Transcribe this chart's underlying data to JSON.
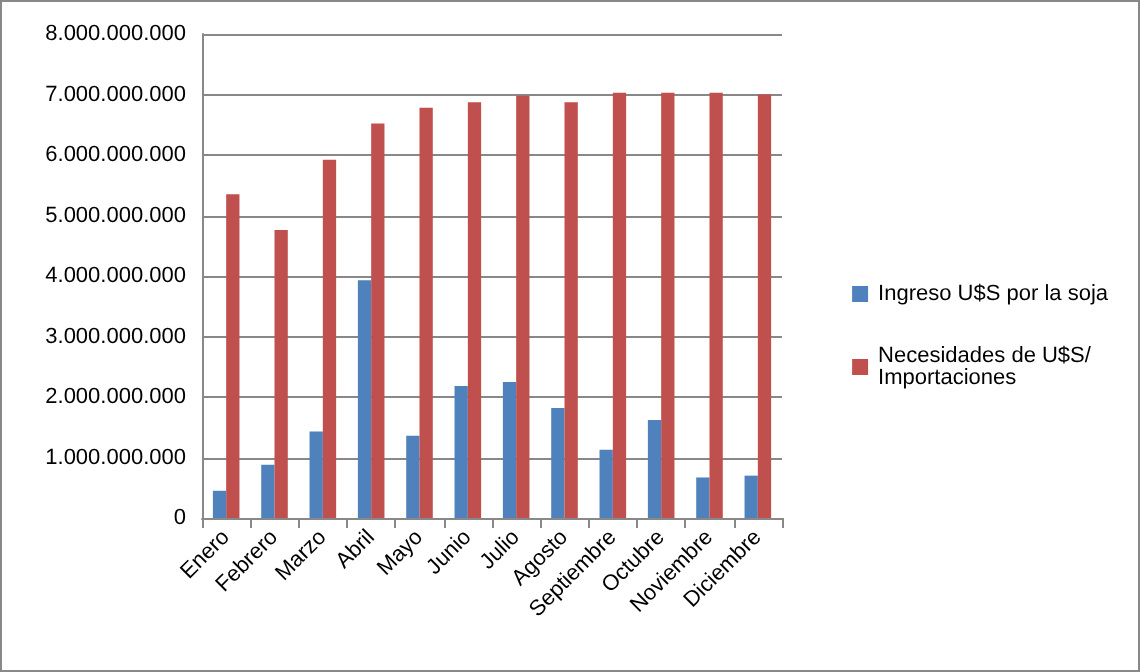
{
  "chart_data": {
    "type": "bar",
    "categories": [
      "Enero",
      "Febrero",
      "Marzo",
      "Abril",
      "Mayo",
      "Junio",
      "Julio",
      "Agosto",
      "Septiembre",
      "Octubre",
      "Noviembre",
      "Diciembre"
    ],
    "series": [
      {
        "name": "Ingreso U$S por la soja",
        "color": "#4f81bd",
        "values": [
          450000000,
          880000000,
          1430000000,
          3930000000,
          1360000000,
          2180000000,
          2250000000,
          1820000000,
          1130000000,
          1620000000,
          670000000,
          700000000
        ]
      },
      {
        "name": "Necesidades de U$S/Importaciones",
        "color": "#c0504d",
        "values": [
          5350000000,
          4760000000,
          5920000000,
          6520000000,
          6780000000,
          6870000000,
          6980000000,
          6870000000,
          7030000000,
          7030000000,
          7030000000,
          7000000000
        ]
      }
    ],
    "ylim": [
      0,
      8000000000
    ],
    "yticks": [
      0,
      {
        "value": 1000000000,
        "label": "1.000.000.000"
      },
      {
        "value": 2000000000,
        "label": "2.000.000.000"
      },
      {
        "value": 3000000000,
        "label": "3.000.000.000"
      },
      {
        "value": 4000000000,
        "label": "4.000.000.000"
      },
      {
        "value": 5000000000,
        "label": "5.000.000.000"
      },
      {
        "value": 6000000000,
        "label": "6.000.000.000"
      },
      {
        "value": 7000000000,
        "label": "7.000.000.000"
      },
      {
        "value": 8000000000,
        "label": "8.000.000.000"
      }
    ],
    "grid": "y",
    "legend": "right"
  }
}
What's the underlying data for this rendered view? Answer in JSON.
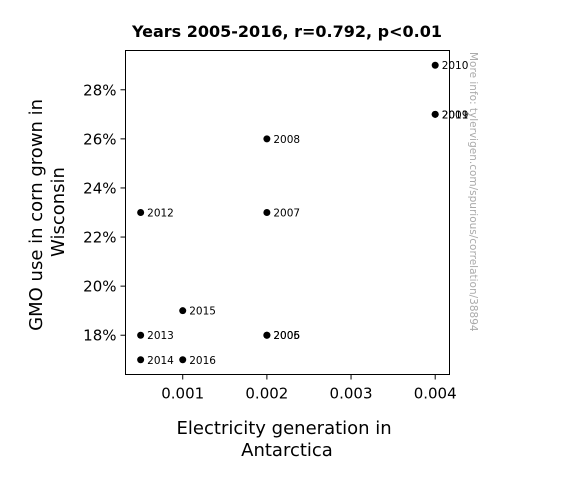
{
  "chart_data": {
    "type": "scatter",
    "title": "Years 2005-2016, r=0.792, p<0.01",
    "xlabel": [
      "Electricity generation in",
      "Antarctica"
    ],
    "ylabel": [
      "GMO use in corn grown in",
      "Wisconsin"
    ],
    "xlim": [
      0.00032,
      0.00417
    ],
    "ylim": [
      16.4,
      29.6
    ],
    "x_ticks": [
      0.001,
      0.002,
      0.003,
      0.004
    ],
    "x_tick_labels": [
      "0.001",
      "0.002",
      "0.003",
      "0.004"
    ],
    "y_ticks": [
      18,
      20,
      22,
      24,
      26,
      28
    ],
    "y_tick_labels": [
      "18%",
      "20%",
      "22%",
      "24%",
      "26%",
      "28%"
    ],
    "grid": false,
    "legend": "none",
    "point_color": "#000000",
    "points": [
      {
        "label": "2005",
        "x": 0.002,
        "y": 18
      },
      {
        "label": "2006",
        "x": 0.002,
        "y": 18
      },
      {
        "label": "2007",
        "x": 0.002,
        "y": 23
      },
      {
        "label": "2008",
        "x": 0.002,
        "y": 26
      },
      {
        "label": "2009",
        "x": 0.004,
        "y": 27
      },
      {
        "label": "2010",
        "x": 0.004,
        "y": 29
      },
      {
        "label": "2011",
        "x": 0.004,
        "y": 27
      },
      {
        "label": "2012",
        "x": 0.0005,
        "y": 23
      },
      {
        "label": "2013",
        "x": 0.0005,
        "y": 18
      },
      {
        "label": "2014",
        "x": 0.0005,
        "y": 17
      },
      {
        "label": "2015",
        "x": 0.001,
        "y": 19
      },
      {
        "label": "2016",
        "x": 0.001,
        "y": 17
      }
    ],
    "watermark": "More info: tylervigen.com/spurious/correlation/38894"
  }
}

------------------------------------------------------------------------

Written exercise:
All of the entries above should be copied exactly, except for the pictures.

Result of this task:
Transcribe this chart's underlying data to JSON.
{
  "chart_data": {
    "type": "bar",
    "categories": [
      "Enero",
      "Febrero",
      "Marzo",
      "Abril",
      "Mayo",
      "Junio",
      "Julio",
      "Agosto",
      "Septiembre",
      "Octubre",
      "Noviembre",
      "Diciembre"
    ],
    "series": [
      {
        "name": "Ingreso U$S por la soja",
        "color": "#4f81bd",
        "values": [
          450000000,
          880000000,
          1430000000,
          3930000000,
          1360000000,
          2180000000,
          2250000000,
          1820000000,
          1130000000,
          1620000000,
          670000000,
          700000000
        ]
      },
      {
        "name": "Necesidades de U$S/Importaciones",
        "color": "#c0504d",
        "values": [
          5350000000,
          4760000000,
          5920000000,
          6520000000,
          6780000000,
          6870000000,
          6980000000,
          6870000000,
          7030000000,
          7030000000,
          7030000000,
          7000000000
        ]
      }
    ],
    "ylim": [
      0,
      8000000000
    ],
    "yticks": [
      0,
      {
        "value": 1000000000,
        "label": "1.000.000.000"
      },
      {
        "value": 2000000000,
        "label": "2.000.000.000"
      },
      {
        "value": 3000000000,
        "label": "3.000.000.000"
      },
      {
        "value": 4000000000,
        "label": "4.000.000.000"
      },
      {
        "value": 5000000000,
        "label": "5.000.000.000"
      },
      {
        "value": 6000000000,
        "label": "6.000.000.000"
      },
      {
        "value": 7000000000,
        "label": "7.000.000.000"
      },
      {
        "value": 8000000000,
        "label": "8.000.000.000"
      }
    ],
    "grid": "y",
    "legend": "right"
  }
}
What's the underlying data for this rendered view? Answer in JSON.
{
  "chart_data": {
    "type": "scatter",
    "title": "Years 2005-2016, r=0.792, p<0.01",
    "xlabel": [
      "Electricity generation in",
      "Antarctica"
    ],
    "ylabel": [
      "GMO use in corn grown in",
      "Wisconsin"
    ],
    "xlim": [
      0.00032,
      0.00417
    ],
    "ylim": [
      16.4,
      29.6
    ],
    "x_ticks": [
      0.001,
      0.002,
      0.003,
      0.004
    ],
    "x_tick_labels": [
      "0.001",
      "0.002",
      "0.003",
      "0.004"
    ],
    "y_ticks": [
      18,
      20,
      22,
      24,
      26,
      28
    ],
    "y_tick_labels": [
      "18%",
      "20%",
      "22%",
      "24%",
      "26%",
      "28%"
    ],
    "grid": false,
    "legend": "none",
    "point_color": "#000000",
    "points": [
      {
        "label": "2005",
        "x": 0.002,
        "y": 18
      },
      {
        "label": "2006",
        "x": 0.002,
        "y": 18
      },
      {
        "label": "2007",
        "x": 0.002,
        "y": 23
      },
      {
        "label": "2008",
        "x": 0.002,
        "y": 26
      },
      {
        "label": "2009",
        "x": 0.004,
        "y": 27
      },
      {
        "label": "2010",
        "x": 0.004,
        "y": 29
      },
      {
        "label": "2011",
        "x": 0.004,
        "y": 27
      },
      {
        "label": "2012",
        "x": 0.0005,
        "y": 23
      },
      {
        "label": "2013",
        "x": 0.0005,
        "y": 18
      },
      {
        "label": "2014",
        "x": 0.0005,
        "y": 17
      },
      {
        "label": "2015",
        "x": 0.001,
        "y": 19
      },
      {
        "label": "2016",
        "x": 0.001,
        "y": 17
      }
    ],
    "watermark": "More info: tylervigen.com/spurious/correlation/38894"
  }
}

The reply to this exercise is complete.